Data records

begin

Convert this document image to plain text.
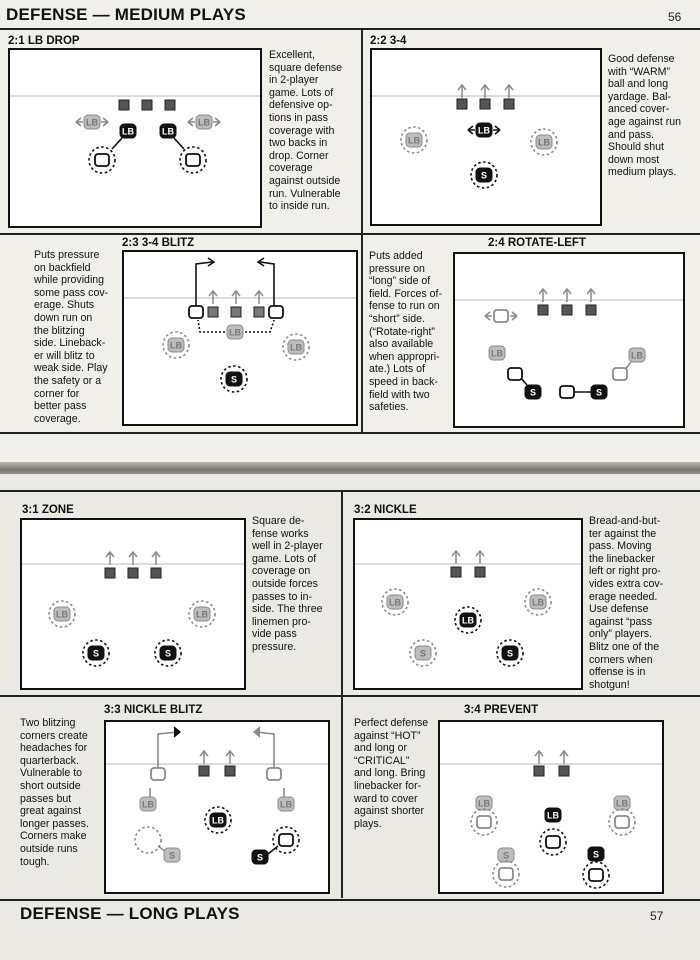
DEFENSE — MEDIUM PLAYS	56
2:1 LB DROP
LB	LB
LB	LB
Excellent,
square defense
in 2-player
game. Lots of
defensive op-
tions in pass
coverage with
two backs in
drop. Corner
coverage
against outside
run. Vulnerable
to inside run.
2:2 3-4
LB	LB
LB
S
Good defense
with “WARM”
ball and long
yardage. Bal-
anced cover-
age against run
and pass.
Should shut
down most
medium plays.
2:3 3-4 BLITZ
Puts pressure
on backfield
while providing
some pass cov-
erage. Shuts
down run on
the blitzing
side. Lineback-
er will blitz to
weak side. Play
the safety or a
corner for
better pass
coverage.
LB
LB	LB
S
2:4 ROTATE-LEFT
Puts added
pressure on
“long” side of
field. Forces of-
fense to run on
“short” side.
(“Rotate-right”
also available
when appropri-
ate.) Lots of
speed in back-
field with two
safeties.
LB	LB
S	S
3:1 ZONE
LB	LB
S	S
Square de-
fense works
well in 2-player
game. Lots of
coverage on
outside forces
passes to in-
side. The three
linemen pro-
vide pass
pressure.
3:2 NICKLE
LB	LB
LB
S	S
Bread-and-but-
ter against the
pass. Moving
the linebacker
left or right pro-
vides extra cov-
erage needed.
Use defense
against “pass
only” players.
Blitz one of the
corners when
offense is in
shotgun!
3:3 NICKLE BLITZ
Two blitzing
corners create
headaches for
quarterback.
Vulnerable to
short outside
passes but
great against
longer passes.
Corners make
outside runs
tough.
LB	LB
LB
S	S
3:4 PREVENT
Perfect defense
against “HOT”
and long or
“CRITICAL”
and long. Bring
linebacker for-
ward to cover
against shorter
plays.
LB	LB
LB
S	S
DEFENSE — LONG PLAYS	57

end
begin

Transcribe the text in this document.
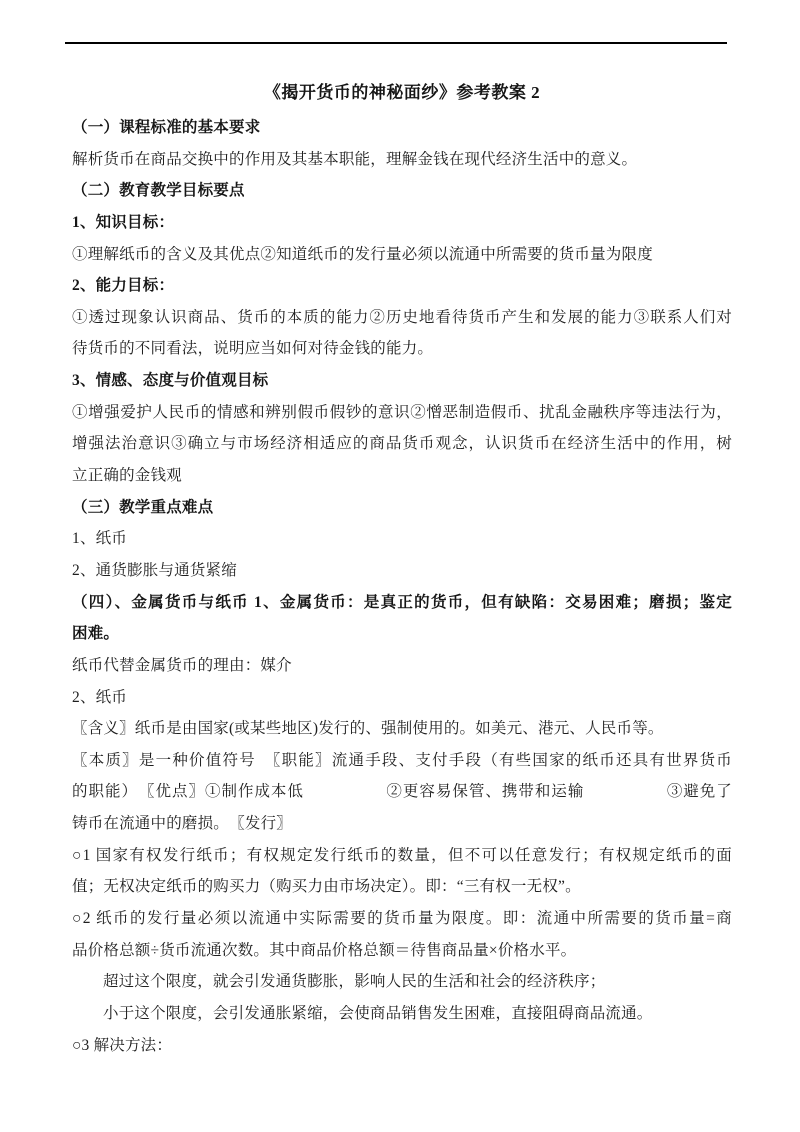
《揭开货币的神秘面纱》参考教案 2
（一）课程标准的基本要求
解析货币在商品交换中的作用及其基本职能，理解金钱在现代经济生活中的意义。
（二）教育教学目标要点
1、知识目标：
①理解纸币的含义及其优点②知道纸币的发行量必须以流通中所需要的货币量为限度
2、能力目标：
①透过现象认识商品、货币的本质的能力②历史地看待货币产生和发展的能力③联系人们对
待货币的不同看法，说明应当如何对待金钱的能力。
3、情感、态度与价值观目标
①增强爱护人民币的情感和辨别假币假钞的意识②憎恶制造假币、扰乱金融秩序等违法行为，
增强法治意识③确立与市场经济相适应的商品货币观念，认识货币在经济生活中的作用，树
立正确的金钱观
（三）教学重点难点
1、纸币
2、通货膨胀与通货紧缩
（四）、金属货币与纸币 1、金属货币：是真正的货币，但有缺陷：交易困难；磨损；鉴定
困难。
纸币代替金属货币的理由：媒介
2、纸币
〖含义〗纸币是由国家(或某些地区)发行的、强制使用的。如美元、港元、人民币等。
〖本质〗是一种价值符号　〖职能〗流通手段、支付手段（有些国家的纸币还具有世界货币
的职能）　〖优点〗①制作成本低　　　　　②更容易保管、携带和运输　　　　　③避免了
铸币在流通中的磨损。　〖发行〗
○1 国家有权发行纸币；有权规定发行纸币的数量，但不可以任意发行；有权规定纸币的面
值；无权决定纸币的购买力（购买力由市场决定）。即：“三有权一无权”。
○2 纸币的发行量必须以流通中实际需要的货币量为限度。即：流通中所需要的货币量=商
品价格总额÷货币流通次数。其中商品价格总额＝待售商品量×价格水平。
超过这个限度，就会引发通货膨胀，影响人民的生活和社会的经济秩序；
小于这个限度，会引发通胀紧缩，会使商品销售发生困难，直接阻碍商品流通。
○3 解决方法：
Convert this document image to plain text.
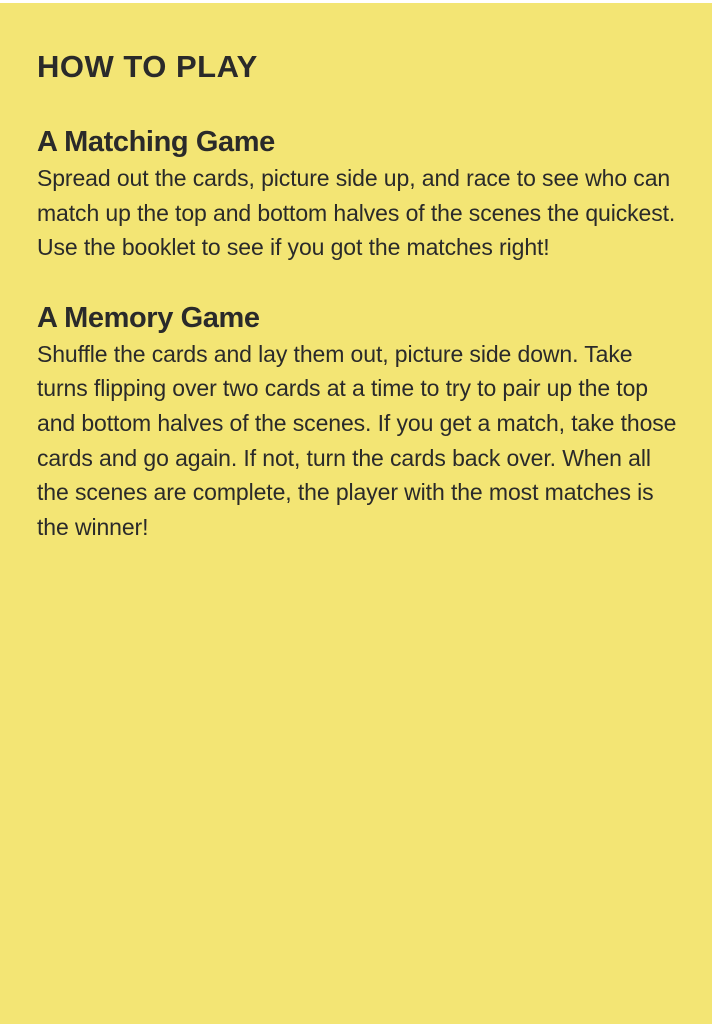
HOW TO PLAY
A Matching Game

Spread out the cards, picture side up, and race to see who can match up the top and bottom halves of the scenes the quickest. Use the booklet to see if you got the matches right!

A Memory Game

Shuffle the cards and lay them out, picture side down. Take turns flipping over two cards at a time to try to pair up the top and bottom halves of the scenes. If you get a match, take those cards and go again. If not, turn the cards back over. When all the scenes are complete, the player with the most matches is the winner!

end
begin

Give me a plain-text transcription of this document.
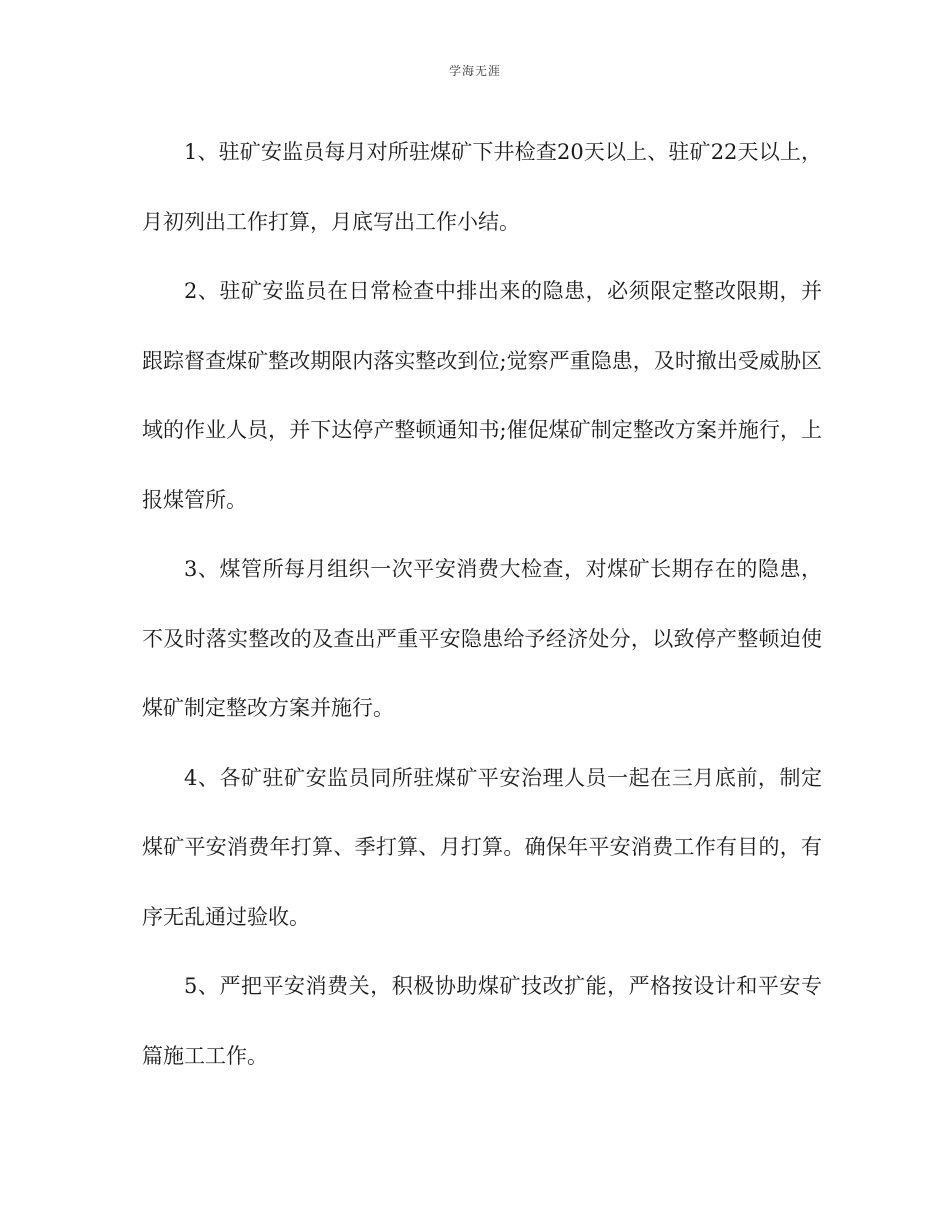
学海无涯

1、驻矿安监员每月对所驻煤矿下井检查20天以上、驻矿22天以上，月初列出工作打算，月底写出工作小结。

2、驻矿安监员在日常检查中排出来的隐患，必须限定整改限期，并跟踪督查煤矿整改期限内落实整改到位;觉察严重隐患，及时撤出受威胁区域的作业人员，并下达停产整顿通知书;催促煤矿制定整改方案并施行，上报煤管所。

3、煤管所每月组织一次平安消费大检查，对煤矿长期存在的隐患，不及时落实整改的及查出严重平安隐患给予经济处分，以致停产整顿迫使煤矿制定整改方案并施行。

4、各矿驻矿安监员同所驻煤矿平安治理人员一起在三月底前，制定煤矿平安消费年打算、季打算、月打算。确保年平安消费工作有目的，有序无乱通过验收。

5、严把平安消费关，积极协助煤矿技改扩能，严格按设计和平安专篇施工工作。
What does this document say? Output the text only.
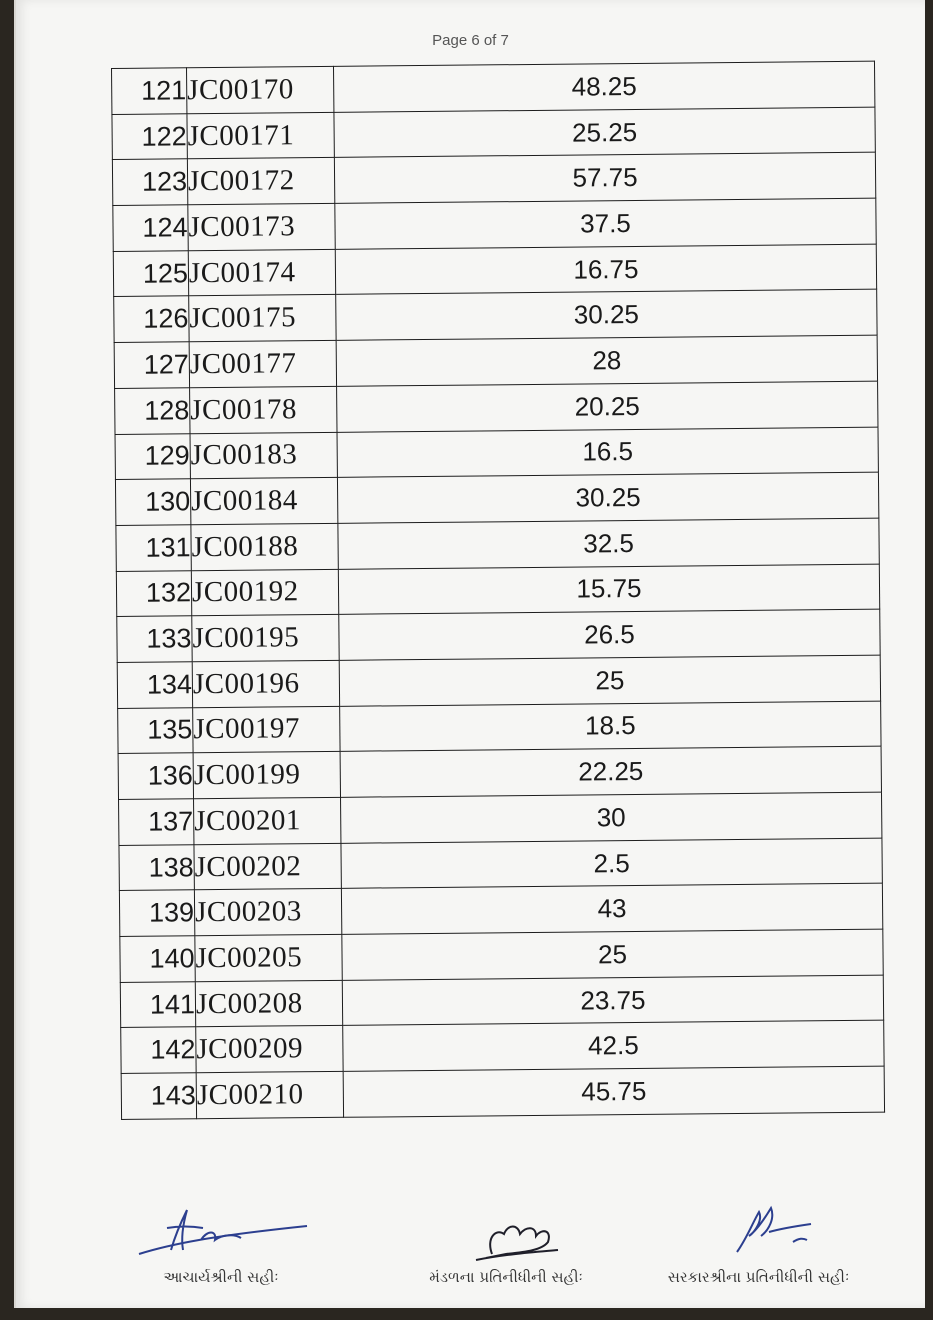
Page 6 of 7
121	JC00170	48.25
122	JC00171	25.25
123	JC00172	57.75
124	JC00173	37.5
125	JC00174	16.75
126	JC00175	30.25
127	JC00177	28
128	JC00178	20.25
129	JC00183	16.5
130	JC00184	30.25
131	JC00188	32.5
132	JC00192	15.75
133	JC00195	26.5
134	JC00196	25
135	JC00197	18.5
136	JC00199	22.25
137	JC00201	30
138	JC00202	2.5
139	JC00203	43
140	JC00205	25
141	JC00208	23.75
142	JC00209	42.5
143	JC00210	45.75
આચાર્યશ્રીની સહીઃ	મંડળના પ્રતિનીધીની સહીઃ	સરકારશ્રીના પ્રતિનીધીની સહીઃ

end

• **THE REQUEST**: Copy out every line holding the string "bottom".

• **RESPONSE**:
Spread out the cards, picture side up, and race to see who can match up the top and bottom halves of the scenes the quickest. Use the booklet to see if you got the matches right!
Shuffle the cards and lay them out, picture side down. Take turns flipping over two cards at a time to try to pair up the top and bottom halves of the scenes. If you get a match, take those cards and go again. If not, turn the cards back over. When all the scenes are complete, the player with the most matches is the winner!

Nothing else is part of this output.